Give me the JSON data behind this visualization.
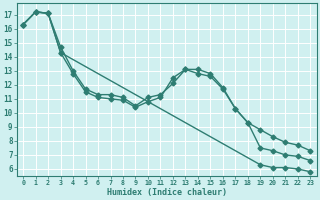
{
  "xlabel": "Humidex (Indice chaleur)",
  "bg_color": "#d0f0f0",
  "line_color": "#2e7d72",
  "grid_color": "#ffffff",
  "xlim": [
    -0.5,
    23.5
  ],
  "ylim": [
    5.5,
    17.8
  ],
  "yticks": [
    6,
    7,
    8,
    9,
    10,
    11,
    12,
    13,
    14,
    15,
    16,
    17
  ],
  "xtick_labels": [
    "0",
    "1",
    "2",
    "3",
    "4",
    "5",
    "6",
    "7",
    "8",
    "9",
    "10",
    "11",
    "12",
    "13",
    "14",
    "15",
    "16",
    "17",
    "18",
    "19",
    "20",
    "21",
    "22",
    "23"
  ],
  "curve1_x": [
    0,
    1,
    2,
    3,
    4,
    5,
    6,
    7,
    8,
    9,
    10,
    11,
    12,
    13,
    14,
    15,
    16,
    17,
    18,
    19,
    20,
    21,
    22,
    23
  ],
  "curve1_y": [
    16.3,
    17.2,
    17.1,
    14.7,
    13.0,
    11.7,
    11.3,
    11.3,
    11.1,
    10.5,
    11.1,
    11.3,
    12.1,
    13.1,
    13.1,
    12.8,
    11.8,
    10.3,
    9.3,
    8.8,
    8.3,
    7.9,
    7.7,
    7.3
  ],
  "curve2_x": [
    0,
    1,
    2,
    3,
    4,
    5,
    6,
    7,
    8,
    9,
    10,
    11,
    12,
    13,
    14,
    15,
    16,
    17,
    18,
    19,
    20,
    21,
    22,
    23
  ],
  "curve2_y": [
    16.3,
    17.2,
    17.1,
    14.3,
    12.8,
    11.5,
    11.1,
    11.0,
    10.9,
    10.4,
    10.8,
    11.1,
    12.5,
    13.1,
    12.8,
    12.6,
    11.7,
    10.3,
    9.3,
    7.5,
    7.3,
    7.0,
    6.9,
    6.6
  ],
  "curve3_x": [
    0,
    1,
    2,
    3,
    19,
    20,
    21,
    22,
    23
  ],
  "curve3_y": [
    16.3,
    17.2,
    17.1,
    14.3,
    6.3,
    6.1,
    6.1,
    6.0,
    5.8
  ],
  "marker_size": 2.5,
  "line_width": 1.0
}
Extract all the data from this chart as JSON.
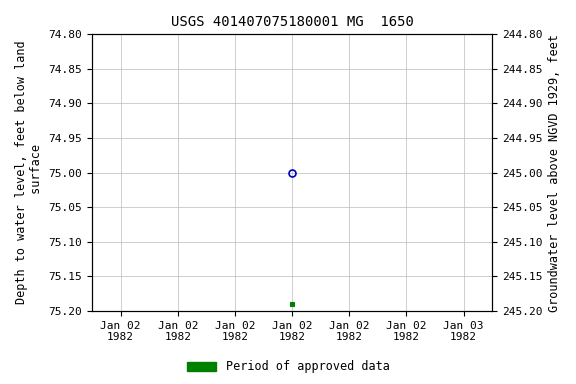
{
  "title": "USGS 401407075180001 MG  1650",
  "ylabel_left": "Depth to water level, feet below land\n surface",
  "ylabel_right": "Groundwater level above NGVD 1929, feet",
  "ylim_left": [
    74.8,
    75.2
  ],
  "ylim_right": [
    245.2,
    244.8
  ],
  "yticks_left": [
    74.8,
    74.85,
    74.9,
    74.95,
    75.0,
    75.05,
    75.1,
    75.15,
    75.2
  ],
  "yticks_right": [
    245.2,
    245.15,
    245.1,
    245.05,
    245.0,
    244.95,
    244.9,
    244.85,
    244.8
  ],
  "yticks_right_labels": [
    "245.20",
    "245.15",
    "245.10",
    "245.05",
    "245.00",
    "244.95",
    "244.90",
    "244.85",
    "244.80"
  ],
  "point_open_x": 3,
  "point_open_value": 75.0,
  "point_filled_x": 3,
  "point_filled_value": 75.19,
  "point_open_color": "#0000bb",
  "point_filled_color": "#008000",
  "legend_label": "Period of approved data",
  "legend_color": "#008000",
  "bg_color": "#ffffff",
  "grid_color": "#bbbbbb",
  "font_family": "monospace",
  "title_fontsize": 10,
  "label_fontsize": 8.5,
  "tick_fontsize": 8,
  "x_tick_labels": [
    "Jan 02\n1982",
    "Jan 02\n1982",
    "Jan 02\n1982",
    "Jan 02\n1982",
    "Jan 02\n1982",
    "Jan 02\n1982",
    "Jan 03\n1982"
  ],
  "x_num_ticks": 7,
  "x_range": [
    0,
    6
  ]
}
###
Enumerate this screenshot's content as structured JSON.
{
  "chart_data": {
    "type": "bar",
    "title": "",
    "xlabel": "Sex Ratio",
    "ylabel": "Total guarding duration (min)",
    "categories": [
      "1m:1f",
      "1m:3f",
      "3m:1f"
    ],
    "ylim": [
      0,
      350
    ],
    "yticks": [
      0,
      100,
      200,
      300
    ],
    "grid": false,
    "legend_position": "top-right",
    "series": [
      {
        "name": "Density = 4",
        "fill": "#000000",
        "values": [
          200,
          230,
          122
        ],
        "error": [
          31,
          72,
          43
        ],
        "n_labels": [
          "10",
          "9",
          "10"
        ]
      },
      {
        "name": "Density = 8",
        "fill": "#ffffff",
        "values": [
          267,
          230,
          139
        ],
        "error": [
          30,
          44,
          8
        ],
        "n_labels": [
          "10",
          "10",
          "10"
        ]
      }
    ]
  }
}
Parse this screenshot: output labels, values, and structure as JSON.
###
TASK DIRECTIONS: With the first line being the one containing "Enumerate this screenshot's" and the last line the one containing "Parse this screenshot: output", transcribe exactly the lines above that fall in that range.

FULL SOLUTION:
Enumerate this screenshot's content as structured JSON.
{
  "chart_data": {
    "type": "bar",
    "title": "",
    "xlabel": "Sex Ratio",
    "ylabel": "Total guarding duration (min)",
    "categories": [
      "1m:1f",
      "1m:3f",
      "3m:1f"
    ],
    "ylim": [
      0,
      350
    ],
    "yticks": [
      0,
      100,
      200,
      300
    ],
    "grid": false,
    "legend_position": "top-right",
    "series": [
      {
        "name": "Density = 4",
        "fill": "#000000",
        "values": [
          200,
          230,
          122
        ],
        "error": [
          31,
          72,
          43
        ],
        "n_labels": [
          "10",
          "9",
          "10"
        ]
      },
      {
        "name": "Density = 8",
        "fill": "#ffffff",
        "values": [
          267,
          230,
          139
        ],
        "error": [
          30,
          44,
          8
        ],
        "n_labels": [
          "10",
          "10",
          "10"
        ]
      }
    ]
  }
}
Parse this screenshot: output labels, values, and structure as JSON.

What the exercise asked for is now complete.